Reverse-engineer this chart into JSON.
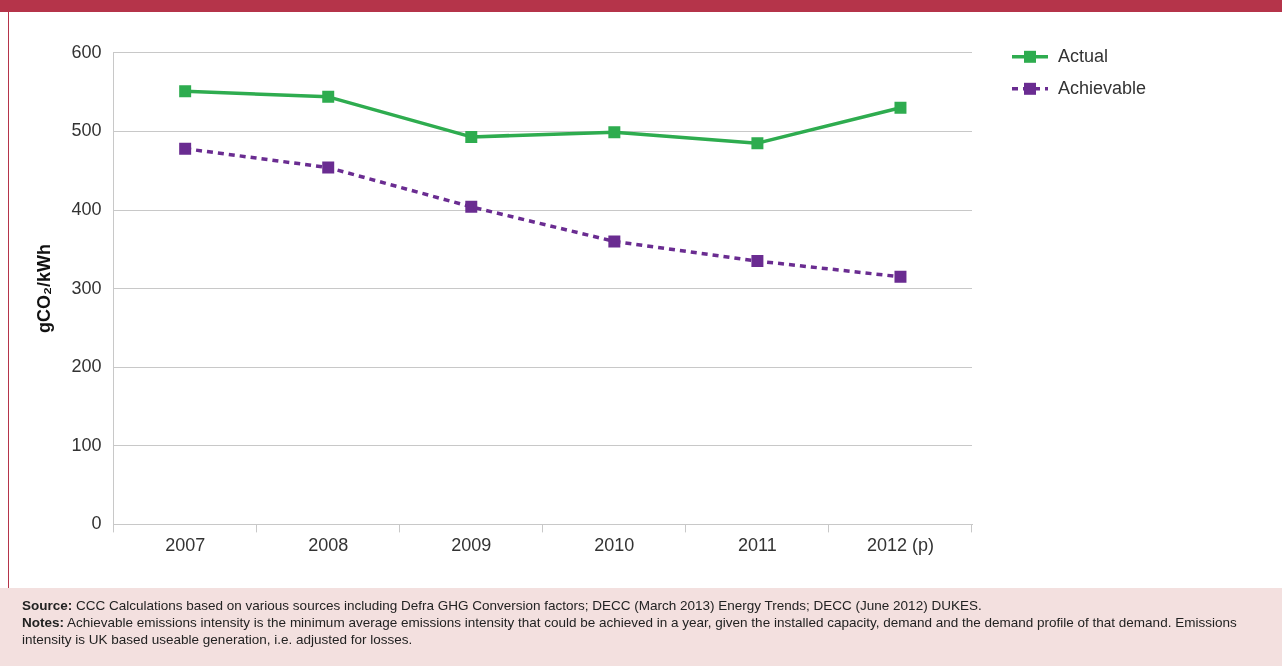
{
  "chart_data": {
    "type": "line",
    "ylabel": "gCO₂/kWh",
    "categories": [
      "2007",
      "2008",
      "2009",
      "2010",
      "2011",
      "2012 (p)"
    ],
    "series": [
      {
        "name": "Actual",
        "color": "#2eac4f",
        "values": [
          551,
          544,
          493,
          499,
          485,
          530
        ],
        "line_style": "solid"
      },
      {
        "name": "Achievable",
        "color": "#6a2c91",
        "values": [
          478,
          454,
          404,
          360,
          335,
          315
        ],
        "line_style": "dashed"
      }
    ],
    "ylim": [
      0,
      600
    ],
    "yticks": [
      0,
      100,
      200,
      300,
      400,
      500,
      600
    ],
    "grid": "y",
    "legend": "top right",
    "marker": "square",
    "annotations": [
      "Source: CCC Calculations based on various sources including Defra GHG Conversion factors; DECC (March 2013) Energy Trends; DECC (June 2012) DUKES.",
      "Notes: Achievable emissions intensity is the minimum average emissions intensity that could be achieved in a year, given the installed capacity, demand and the demand profile of that demand. Emissions intensity is UK based useable generation, i.e. adjusted for losses."
    ]
  }
}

AIM OF THE EXERCISE: Write the records out again in full, exactly, and skip every picture.

EXERCISE ANSWER:
Reverse-engineer this chart into JSON.
{
  "chart_data": {
    "type": "line",
    "ylabel": "gCO₂/kWh",
    "categories": [
      "2007",
      "2008",
      "2009",
      "2010",
      "2011",
      "2012 (p)"
    ],
    "series": [
      {
        "name": "Actual",
        "color": "#2eac4f",
        "values": [
          551,
          544,
          493,
          499,
          485,
          530
        ],
        "line_style": "solid"
      },
      {
        "name": "Achievable",
        "color": "#6a2c91",
        "values": [
          478,
          454,
          404,
          360,
          335,
          315
        ],
        "line_style": "dashed"
      }
    ],
    "ylim": [
      0,
      600
    ],
    "yticks": [
      0,
      100,
      200,
      300,
      400,
      500,
      600
    ],
    "grid": "y",
    "legend": "top right",
    "marker": "square",
    "annotations": [
      "Source: CCC Calculations based on various sources including Defra GHG Conversion factors; DECC (March 2013) Energy Trends; DECC (June 2012) DUKES.",
      "Notes: Achievable emissions intensity is the minimum average emissions intensity that could be achieved in a year, given the installed capacity, demand and the demand profile of that demand. Emissions intensity is UK based useable generation, i.e. adjusted for losses."
    ]
  }
}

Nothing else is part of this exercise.